BEGIN AVAILABLE RECORDS

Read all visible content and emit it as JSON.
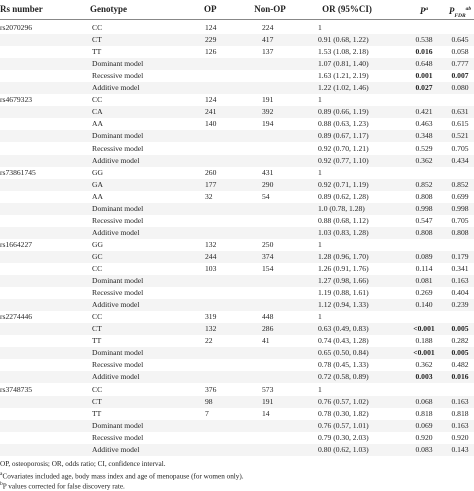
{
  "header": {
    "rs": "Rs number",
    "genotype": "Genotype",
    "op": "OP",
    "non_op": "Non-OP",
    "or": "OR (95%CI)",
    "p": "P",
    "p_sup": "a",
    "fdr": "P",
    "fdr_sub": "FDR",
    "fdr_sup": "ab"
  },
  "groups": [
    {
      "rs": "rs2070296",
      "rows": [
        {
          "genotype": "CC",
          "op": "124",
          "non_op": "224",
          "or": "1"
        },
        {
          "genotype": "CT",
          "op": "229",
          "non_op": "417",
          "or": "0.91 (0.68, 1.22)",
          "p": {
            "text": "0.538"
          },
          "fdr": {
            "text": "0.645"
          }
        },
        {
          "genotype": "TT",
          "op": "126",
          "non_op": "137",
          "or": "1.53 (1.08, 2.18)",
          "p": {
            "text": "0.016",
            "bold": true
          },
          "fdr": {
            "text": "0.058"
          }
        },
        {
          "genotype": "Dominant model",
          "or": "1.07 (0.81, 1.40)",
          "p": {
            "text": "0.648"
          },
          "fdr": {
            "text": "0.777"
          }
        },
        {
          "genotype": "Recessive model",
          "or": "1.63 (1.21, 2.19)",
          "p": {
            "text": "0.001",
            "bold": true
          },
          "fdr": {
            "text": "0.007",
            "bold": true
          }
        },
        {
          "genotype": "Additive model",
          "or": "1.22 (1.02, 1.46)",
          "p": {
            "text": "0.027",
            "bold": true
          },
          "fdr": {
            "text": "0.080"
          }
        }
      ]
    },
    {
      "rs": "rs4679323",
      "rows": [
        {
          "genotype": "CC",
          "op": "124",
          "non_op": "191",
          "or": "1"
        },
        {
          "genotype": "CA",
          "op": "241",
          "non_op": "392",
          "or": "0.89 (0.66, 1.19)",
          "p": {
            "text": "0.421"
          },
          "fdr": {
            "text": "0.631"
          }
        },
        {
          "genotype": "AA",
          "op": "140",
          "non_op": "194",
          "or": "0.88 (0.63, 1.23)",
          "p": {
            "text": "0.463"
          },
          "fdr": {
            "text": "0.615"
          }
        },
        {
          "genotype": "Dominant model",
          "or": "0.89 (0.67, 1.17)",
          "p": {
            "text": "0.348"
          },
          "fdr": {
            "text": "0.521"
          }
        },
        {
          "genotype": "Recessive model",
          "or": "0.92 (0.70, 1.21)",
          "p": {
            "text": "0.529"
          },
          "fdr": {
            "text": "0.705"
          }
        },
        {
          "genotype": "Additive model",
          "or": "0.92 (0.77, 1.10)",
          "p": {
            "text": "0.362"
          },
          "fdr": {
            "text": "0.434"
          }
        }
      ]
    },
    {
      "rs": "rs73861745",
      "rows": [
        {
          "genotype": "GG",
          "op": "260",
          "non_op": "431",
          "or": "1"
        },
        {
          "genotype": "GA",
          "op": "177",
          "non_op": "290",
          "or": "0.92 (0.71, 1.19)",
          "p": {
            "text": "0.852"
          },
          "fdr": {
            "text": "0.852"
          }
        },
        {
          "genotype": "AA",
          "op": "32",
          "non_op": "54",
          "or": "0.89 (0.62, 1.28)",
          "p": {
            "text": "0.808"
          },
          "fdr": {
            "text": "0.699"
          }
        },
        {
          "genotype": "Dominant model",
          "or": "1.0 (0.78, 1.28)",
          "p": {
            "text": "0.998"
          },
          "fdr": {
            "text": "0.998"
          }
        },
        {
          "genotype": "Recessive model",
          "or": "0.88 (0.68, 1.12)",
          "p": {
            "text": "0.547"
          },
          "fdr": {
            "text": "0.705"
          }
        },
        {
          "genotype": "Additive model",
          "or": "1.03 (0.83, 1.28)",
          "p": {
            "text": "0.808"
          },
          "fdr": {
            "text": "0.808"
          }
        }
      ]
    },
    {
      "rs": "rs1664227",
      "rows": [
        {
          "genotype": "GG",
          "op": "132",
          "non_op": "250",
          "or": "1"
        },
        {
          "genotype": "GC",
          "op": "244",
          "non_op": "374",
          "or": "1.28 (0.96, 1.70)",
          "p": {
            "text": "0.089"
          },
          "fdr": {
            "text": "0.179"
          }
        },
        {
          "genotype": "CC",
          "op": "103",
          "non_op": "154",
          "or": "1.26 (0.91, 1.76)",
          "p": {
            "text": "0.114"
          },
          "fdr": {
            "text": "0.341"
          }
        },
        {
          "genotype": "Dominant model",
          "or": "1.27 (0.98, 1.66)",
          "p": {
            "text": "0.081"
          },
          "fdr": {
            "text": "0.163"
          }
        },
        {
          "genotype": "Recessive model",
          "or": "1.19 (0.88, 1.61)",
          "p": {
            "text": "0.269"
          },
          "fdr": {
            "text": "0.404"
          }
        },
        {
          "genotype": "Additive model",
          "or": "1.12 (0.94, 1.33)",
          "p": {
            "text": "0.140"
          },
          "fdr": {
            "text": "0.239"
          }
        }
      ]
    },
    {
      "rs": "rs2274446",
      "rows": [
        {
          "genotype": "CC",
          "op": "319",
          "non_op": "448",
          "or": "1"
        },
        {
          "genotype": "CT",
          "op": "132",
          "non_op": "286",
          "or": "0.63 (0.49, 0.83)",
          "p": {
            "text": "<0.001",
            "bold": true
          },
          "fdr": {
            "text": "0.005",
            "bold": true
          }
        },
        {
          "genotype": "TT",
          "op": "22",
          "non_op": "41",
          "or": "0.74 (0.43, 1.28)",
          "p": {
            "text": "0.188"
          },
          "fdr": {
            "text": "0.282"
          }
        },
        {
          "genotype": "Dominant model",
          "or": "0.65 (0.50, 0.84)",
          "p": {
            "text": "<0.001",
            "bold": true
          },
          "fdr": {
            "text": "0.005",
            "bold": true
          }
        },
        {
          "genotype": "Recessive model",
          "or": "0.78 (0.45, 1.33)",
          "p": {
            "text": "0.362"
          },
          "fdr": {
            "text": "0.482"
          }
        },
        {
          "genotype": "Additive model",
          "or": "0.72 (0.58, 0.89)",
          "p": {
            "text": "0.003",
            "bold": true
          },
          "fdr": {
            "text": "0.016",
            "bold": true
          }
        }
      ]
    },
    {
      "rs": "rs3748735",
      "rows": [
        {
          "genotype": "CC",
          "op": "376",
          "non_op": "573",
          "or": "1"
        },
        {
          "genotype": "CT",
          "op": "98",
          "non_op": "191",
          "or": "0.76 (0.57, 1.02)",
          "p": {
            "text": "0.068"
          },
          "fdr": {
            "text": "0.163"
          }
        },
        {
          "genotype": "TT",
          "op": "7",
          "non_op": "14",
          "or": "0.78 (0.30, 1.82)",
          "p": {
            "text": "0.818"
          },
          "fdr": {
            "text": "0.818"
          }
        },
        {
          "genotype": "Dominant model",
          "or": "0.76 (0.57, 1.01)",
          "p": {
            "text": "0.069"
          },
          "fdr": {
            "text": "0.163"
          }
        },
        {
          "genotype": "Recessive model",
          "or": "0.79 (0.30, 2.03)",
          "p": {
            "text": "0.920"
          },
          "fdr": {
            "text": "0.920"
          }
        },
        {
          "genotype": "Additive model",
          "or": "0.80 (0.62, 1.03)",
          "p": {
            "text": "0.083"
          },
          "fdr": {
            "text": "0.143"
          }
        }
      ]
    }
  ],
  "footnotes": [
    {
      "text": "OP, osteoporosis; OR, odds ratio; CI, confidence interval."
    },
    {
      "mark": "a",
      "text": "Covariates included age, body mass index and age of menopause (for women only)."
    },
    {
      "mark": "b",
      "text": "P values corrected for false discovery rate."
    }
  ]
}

END AVAILABLE RECORDS

### YOUR GOAL
Without the pictures, extract every entry verbatim.

### CORRECT RESULT
Read all visible content and emit it as JSON.
{
  "header": {
    "rs": "Rs number",
    "genotype": "Genotype",
    "op": "OP",
    "non_op": "Non-OP",
    "or": "OR (95%CI)",
    "p": "P",
    "p_sup": "a",
    "fdr": "P",
    "fdr_sub": "FDR",
    "fdr_sup": "ab"
  },
  "groups": [
    {
      "rs": "rs2070296",
      "rows": [
        {
          "genotype": "CC",
          "op": "124",
          "non_op": "224",
          "or": "1"
        },
        {
          "genotype": "CT",
          "op": "229",
          "non_op": "417",
          "or": "0.91 (0.68, 1.22)",
          "p": {
            "text": "0.538"
          },
          "fdr": {
            "text": "0.645"
          }
        },
        {
          "genotype": "TT",
          "op": "126",
          "non_op": "137",
          "or": "1.53 (1.08, 2.18)",
          "p": {
            "text": "0.016",
            "bold": true
          },
          "fdr": {
            "text": "0.058"
          }
        },
        {
          "genotype": "Dominant model",
          "or": "1.07 (0.81, 1.40)",
          "p": {
            "text": "0.648"
          },
          "fdr": {
            "text": "0.777"
          }
        },
        {
          "genotype": "Recessive model",
          "or": "1.63 (1.21, 2.19)",
          "p": {
            "text": "0.001",
            "bold": true
          },
          "fdr": {
            "text": "0.007",
            "bold": true
          }
        },
        {
          "genotype": "Additive model",
          "or": "1.22 (1.02, 1.46)",
          "p": {
            "text": "0.027",
            "bold": true
          },
          "fdr": {
            "text": "0.080"
          }
        }
      ]
    },
    {
      "rs": "rs4679323",
      "rows": [
        {
          "genotype": "CC",
          "op": "124",
          "non_op": "191",
          "or": "1"
        },
        {
          "genotype": "CA",
          "op": "241",
          "non_op": "392",
          "or": "0.89 (0.66, 1.19)",
          "p": {
            "text": "0.421"
          },
          "fdr": {
            "text": "0.631"
          }
        },
        {
          "genotype": "AA",
          "op": "140",
          "non_op": "194",
          "or": "0.88 (0.63, 1.23)",
          "p": {
            "text": "0.463"
          },
          "fdr": {
            "text": "0.615"
          }
        },
        {
          "genotype": "Dominant model",
          "or": "0.89 (0.67, 1.17)",
          "p": {
            "text": "0.348"
          },
          "fdr": {
            "text": "0.521"
          }
        },
        {
          "genotype": "Recessive model",
          "or": "0.92 (0.70, 1.21)",
          "p": {
            "text": "0.529"
          },
          "fdr": {
            "text": "0.705"
          }
        },
        {
          "genotype": "Additive model",
          "or": "0.92 (0.77, 1.10)",
          "p": {
            "text": "0.362"
          },
          "fdr": {
            "text": "0.434"
          }
        }
      ]
    },
    {
      "rs": "rs73861745",
      "rows": [
        {
          "genotype": "GG",
          "op": "260",
          "non_op": "431",
          "or": "1"
        },
        {
          "genotype": "GA",
          "op": "177",
          "non_op": "290",
          "or": "0.92 (0.71, 1.19)",
          "p": {
            "text": "0.852"
          },
          "fdr": {
            "text": "0.852"
          }
        },
        {
          "genotype": "AA",
          "op": "32",
          "non_op": "54",
          "or": "0.89 (0.62, 1.28)",
          "p": {
            "text": "0.808"
          },
          "fdr": {
            "text": "0.699"
          }
        },
        {
          "genotype": "Dominant model",
          "or": "1.0 (0.78, 1.28)",
          "p": {
            "text": "0.998"
          },
          "fdr": {
            "text": "0.998"
          }
        },
        {
          "genotype": "Recessive model",
          "or": "0.88 (0.68, 1.12)",
          "p": {
            "text": "0.547"
          },
          "fdr": {
            "text": "0.705"
          }
        },
        {
          "genotype": "Additive model",
          "or": "1.03 (0.83, 1.28)",
          "p": {
            "text": "0.808"
          },
          "fdr": {
            "text": "0.808"
          }
        }
      ]
    },
    {
      "rs": "rs1664227",
      "rows": [
        {
          "genotype": "GG",
          "op": "132",
          "non_op": "250",
          "or": "1"
        },
        {
          "genotype": "GC",
          "op": "244",
          "non_op": "374",
          "or": "1.28 (0.96, 1.70)",
          "p": {
            "text": "0.089"
          },
          "fdr": {
            "text": "0.179"
          }
        },
        {
          "genotype": "CC",
          "op": "103",
          "non_op": "154",
          "or": "1.26 (0.91, 1.76)",
          "p": {
            "text": "0.114"
          },
          "fdr": {
            "text": "0.341"
          }
        },
        {
          "genotype": "Dominant model",
          "or": "1.27 (0.98, 1.66)",
          "p": {
            "text": "0.081"
          },
          "fdr": {
            "text": "0.163"
          }
        },
        {
          "genotype": "Recessive model",
          "or": "1.19 (0.88, 1.61)",
          "p": {
            "text": "0.269"
          },
          "fdr": {
            "text": "0.404"
          }
        },
        {
          "genotype": "Additive model",
          "or": "1.12 (0.94, 1.33)",
          "p": {
            "text": "0.140"
          },
          "fdr": {
            "text": "0.239"
          }
        }
      ]
    },
    {
      "rs": "rs2274446",
      "rows": [
        {
          "genotype": "CC",
          "op": "319",
          "non_op": "448",
          "or": "1"
        },
        {
          "genotype": "CT",
          "op": "132",
          "non_op": "286",
          "or": "0.63 (0.49, 0.83)",
          "p": {
            "text": "<0.001",
            "bold": true
          },
          "fdr": {
            "text": "0.005",
            "bold": true
          }
        },
        {
          "genotype": "TT",
          "op": "22",
          "non_op": "41",
          "or": "0.74 (0.43, 1.28)",
          "p": {
            "text": "0.188"
          },
          "fdr": {
            "text": "0.282"
          }
        },
        {
          "genotype": "Dominant model",
          "or": "0.65 (0.50, 0.84)",
          "p": {
            "text": "<0.001",
            "bold": true
          },
          "fdr": {
            "text": "0.005",
            "bold": true
          }
        },
        {
          "genotype": "Recessive model",
          "or": "0.78 (0.45, 1.33)",
          "p": {
            "text": "0.362"
          },
          "fdr": {
            "text": "0.482"
          }
        },
        {
          "genotype": "Additive model",
          "or": "0.72 (0.58, 0.89)",
          "p": {
            "text": "0.003",
            "bold": true
          },
          "fdr": {
            "text": "0.016",
            "bold": true
          }
        }
      ]
    },
    {
      "rs": "rs3748735",
      "rows": [
        {
          "genotype": "CC",
          "op": "376",
          "non_op": "573",
          "or": "1"
        },
        {
          "genotype": "CT",
          "op": "98",
          "non_op": "191",
          "or": "0.76 (0.57, 1.02)",
          "p": {
            "text": "0.068"
          },
          "fdr": {
            "text": "0.163"
          }
        },
        {
          "genotype": "TT",
          "op": "7",
          "non_op": "14",
          "or": "0.78 (0.30, 1.82)",
          "p": {
            "text": "0.818"
          },
          "fdr": {
            "text": "0.818"
          }
        },
        {
          "genotype": "Dominant model",
          "or": "0.76 (0.57, 1.01)",
          "p": {
            "text": "0.069"
          },
          "fdr": {
            "text": "0.163"
          }
        },
        {
          "genotype": "Recessive model",
          "or": "0.79 (0.30, 2.03)",
          "p": {
            "text": "0.920"
          },
          "fdr": {
            "text": "0.920"
          }
        },
        {
          "genotype": "Additive model",
          "or": "0.80 (0.62, 1.03)",
          "p": {
            "text": "0.083"
          },
          "fdr": {
            "text": "0.143"
          }
        }
      ]
    }
  ],
  "footnotes": [
    {
      "text": "OP, osteoporosis; OR, odds ratio; CI, confidence interval."
    },
    {
      "mark": "a",
      "text": "Covariates included age, body mass index and age of menopause (for women only)."
    },
    {
      "mark": "b",
      "text": "P values corrected for false discovery rate."
    }
  ]
}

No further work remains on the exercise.